Exercise task: Filter this data down to the lines that hold "najbliższą", and copy them.

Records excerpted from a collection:
^^^^^^^^^^^^^^^^

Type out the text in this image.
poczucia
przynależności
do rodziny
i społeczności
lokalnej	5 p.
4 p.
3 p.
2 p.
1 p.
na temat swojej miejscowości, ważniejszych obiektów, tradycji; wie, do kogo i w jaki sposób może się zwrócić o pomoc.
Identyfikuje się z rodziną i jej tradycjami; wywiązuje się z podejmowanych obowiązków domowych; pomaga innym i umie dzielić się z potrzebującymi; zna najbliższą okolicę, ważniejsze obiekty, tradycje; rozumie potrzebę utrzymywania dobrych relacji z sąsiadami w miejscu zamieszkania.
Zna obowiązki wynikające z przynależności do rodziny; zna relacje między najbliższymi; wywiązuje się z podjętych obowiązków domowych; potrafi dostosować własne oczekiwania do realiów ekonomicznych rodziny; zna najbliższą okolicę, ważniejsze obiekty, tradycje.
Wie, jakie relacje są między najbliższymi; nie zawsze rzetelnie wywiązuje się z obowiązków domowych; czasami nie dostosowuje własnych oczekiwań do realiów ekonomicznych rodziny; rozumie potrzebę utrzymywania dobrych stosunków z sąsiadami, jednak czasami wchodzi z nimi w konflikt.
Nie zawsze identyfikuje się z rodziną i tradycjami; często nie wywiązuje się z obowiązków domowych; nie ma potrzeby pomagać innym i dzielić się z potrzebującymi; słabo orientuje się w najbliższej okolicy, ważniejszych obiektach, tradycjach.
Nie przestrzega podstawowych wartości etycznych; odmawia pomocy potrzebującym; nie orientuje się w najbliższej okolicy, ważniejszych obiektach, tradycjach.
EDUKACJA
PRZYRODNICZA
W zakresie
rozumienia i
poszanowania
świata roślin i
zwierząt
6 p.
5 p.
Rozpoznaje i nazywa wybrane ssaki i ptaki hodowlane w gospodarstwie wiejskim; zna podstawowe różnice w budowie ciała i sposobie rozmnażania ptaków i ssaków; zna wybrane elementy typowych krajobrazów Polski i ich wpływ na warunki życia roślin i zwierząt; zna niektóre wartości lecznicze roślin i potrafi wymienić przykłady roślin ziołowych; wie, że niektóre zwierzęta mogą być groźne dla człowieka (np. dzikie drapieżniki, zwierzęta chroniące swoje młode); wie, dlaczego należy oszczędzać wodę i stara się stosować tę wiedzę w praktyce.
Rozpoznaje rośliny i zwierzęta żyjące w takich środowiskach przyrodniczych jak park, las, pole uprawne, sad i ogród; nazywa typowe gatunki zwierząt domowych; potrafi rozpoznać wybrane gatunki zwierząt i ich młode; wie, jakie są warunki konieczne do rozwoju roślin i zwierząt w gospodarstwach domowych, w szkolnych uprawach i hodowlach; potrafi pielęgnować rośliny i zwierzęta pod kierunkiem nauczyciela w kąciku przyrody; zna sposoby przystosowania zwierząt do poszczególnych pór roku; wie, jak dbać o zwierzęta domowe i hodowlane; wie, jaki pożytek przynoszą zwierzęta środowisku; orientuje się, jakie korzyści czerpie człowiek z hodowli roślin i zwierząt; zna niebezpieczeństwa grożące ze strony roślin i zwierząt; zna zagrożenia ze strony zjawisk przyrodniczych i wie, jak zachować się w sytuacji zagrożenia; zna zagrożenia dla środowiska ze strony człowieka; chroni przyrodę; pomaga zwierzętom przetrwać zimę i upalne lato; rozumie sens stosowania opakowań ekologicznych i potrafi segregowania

^^^^^^^^^^^^^^^^

Task answer:
Identyfikuje się z rodziną i jej tradycjami; wywiązuje się z podejmowanych obowiązków domowych; pomaga innym i umie dzielić się z potrzebującymi; zna najbliższą okolicę, ważniejsze obiekty, tradycje; rozumie potrzebę utrzymywania dobrych relacji z sąsiadami w miejscu zamieszkania.
Zna obowiązki wynikające z przynależności do rodziny; zna relacje między najbliższymi; wywiązuje się z podjętych obowiązków domowych; potrafi dostosować własne oczekiwania do realiów ekonomicznych rodziny; zna najbliższą okolicę, ważniejsze obiekty, tradycje.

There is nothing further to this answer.